Data extract -
>> start

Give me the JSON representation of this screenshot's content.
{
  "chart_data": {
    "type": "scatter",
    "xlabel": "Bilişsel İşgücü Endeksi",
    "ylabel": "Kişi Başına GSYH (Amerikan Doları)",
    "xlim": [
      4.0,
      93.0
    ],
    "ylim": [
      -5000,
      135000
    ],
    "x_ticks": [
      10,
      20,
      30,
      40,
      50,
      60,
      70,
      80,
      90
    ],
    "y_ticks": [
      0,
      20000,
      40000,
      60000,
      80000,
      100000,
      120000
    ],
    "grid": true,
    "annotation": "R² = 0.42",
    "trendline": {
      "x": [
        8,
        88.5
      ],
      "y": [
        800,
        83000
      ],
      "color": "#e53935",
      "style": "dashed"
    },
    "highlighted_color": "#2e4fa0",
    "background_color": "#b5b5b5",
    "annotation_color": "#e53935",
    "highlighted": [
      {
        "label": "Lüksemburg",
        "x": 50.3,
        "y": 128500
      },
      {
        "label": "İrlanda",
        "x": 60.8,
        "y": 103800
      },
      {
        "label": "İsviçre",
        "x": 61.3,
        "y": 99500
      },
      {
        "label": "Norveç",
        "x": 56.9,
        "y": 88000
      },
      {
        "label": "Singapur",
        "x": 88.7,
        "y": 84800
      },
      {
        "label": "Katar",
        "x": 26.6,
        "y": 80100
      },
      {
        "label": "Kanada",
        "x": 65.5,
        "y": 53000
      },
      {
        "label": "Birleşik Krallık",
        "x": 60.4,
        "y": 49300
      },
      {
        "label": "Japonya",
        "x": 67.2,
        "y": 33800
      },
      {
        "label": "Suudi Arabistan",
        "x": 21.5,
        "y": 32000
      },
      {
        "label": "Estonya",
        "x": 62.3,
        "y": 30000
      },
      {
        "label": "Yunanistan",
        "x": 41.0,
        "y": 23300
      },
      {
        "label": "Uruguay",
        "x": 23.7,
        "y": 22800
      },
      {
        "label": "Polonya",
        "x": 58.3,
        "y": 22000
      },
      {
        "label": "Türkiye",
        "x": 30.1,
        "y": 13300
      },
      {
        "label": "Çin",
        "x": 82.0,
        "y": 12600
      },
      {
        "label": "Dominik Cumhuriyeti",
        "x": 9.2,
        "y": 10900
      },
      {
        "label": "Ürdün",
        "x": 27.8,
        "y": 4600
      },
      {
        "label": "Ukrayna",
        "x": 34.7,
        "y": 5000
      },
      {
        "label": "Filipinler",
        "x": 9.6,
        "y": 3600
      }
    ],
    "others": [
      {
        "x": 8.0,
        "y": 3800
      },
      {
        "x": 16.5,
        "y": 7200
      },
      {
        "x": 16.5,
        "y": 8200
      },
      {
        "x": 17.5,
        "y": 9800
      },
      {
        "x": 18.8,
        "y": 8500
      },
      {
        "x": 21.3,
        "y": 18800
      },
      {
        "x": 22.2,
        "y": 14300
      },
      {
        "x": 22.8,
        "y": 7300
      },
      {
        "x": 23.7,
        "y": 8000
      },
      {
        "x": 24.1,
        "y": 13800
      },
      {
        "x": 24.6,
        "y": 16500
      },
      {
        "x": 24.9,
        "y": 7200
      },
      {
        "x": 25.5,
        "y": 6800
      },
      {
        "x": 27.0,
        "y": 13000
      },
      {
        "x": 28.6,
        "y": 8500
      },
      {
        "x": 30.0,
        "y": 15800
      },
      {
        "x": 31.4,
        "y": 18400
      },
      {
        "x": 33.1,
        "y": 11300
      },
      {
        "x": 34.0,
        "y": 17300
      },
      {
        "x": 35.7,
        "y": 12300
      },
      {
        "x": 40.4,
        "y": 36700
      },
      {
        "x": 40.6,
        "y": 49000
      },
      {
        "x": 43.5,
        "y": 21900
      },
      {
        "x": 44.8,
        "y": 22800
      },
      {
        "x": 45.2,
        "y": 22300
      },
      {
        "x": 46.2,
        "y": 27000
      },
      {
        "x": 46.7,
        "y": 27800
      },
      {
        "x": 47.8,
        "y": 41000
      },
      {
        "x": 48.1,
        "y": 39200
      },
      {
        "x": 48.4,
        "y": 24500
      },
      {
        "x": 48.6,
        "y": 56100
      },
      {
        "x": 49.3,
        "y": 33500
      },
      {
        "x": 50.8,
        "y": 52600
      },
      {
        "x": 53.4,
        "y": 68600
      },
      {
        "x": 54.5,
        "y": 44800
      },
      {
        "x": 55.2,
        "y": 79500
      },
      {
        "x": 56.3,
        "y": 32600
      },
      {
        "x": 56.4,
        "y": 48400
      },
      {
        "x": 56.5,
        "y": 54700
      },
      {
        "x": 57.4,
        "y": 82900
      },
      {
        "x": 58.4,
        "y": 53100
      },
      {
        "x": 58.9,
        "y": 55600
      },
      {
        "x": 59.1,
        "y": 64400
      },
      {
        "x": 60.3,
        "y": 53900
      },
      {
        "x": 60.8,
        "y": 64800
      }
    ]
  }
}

>> end

Task requirements -
Exactly as written, please output every entry.

Result of this exercise -
Give me the JSON representation of this screenshot's content.
{
  "chart_data": {
    "type": "scatter",
    "xlabel": "Bilişsel İşgücü Endeksi",
    "ylabel": "Kişi Başına GSYH (Amerikan Doları)",
    "xlim": [
      4.0,
      93.0
    ],
    "ylim": [
      -5000,
      135000
    ],
    "x_ticks": [
      10,
      20,
      30,
      40,
      50,
      60,
      70,
      80,
      90
    ],
    "y_ticks": [
      0,
      20000,
      40000,
      60000,
      80000,
      100000,
      120000
    ],
    "grid": true,
    "annotation": "R² = 0.42",
    "trendline": {
      "x": [
        8,
        88.5
      ],
      "y": [
        800,
        83000
      ],
      "color": "#e53935",
      "style": "dashed"
    },
    "highlighted_color": "#2e4fa0",
    "background_color": "#b5b5b5",
    "annotation_color": "#e53935",
    "highlighted": [
      {
        "label": "Lüksemburg",
        "x": 50.3,
        "y": 128500
      },
      {
        "label": "İrlanda",
        "x": 60.8,
        "y": 103800
      },
      {
        "label": "İsviçre",
        "x": 61.3,
        "y": 99500
      },
      {
        "label": "Norveç",
        "x": 56.9,
        "y": 88000
      },
      {
        "label": "Singapur",
        "x": 88.7,
        "y": 84800
      },
      {
        "label": "Katar",
        "x": 26.6,
        "y": 80100
      },
      {
        "label": "Kanada",
        "x": 65.5,
        "y": 53000
      },
      {
        "label": "Birleşik Krallık",
        "x": 60.4,
        "y": 49300
      },
      {
        "label": "Japonya",
        "x": 67.2,
        "y": 33800
      },
      {
        "label": "Suudi Arabistan",
        "x": 21.5,
        "y": 32000
      },
      {
        "label": "Estonya",
        "x": 62.3,
        "y": 30000
      },
      {
        "label": "Yunanistan",
        "x": 41.0,
        "y": 23300
      },
      {
        "label": "Uruguay",
        "x": 23.7,
        "y": 22800
      },
      {
        "label": "Polonya",
        "x": 58.3,
        "y": 22000
      },
      {
        "label": "Türkiye",
        "x": 30.1,
        "y": 13300
      },
      {
        "label": "Çin",
        "x": 82.0,
        "y": 12600
      },
      {
        "label": "Dominik Cumhuriyeti",
        "x": 9.2,
        "y": 10900
      },
      {
        "label": "Ürdün",
        "x": 27.8,
        "y": 4600
      },
      {
        "label": "Ukrayna",
        "x": 34.7,
        "y": 5000
      },
      {
        "label": "Filipinler",
        "x": 9.6,
        "y": 3600
      }
    ],
    "others": [
      {
        "x": 8.0,
        "y": 3800
      },
      {
        "x": 16.5,
        "y": 7200
      },
      {
        "x": 16.5,
        "y": 8200
      },
      {
        "x": 17.5,
        "y": 9800
      },
      {
        "x": 18.8,
        "y": 8500
      },
      {
        "x": 21.3,
        "y": 18800
      },
      {
        "x": 22.2,
        "y": 14300
      },
      {
        "x": 22.8,
        "y": 7300
      },
      {
        "x": 23.7,
        "y": 8000
      },
      {
        "x": 24.1,
        "y": 13800
      },
      {
        "x": 24.6,
        "y": 16500
      },
      {
        "x": 24.9,
        "y": 7200
      },
      {
        "x": 25.5,
        "y": 6800
      },
      {
        "x": 27.0,
        "y": 13000
      },
      {
        "x": 28.6,
        "y": 8500
      },
      {
        "x": 30.0,
        "y": 15800
      },
      {
        "x": 31.4,
        "y": 18400
      },
      {
        "x": 33.1,
        "y": 11300
      },
      {
        "x": 34.0,
        "y": 17300
      },
      {
        "x": 35.7,
        "y": 12300
      },
      {
        "x": 40.4,
        "y": 36700
      },
      {
        "x": 40.6,
        "y": 49000
      },
      {
        "x": 43.5,
        "y": 21900
      },
      {
        "x": 44.8,
        "y": 22800
      },
      {
        "x": 45.2,
        "y": 22300
      },
      {
        "x": 46.2,
        "y": 27000
      },
      {
        "x": 46.7,
        "y": 27800
      },
      {
        "x": 47.8,
        "y": 41000
      },
      {
        "x": 48.1,
        "y": 39200
      },
      {
        "x": 48.4,
        "y": 24500
      },
      {
        "x": 48.6,
        "y": 56100
      },
      {
        "x": 49.3,
        "y": 33500
      },
      {
        "x": 50.8,
        "y": 52600
      },
      {
        "x": 53.4,
        "y": 68600
      },
      {
        "x": 54.5,
        "y": 44800
      },
      {
        "x": 55.2,
        "y": 79500
      },
      {
        "x": 56.3,
        "y": 32600
      },
      {
        "x": 56.4,
        "y": 48400
      },
      {
        "x": 56.5,
        "y": 54700
      },
      {
        "x": 57.4,
        "y": 82900
      },
      {
        "x": 58.4,
        "y": 53100
      },
      {
        "x": 58.9,
        "y": 55600
      },
      {
        "x": 59.1,
        "y": 64400
      },
      {
        "x": 60.3,
        "y": 53900
      },
      {
        "x": 60.8,
        "y": 64800
      }
    ]
  }
}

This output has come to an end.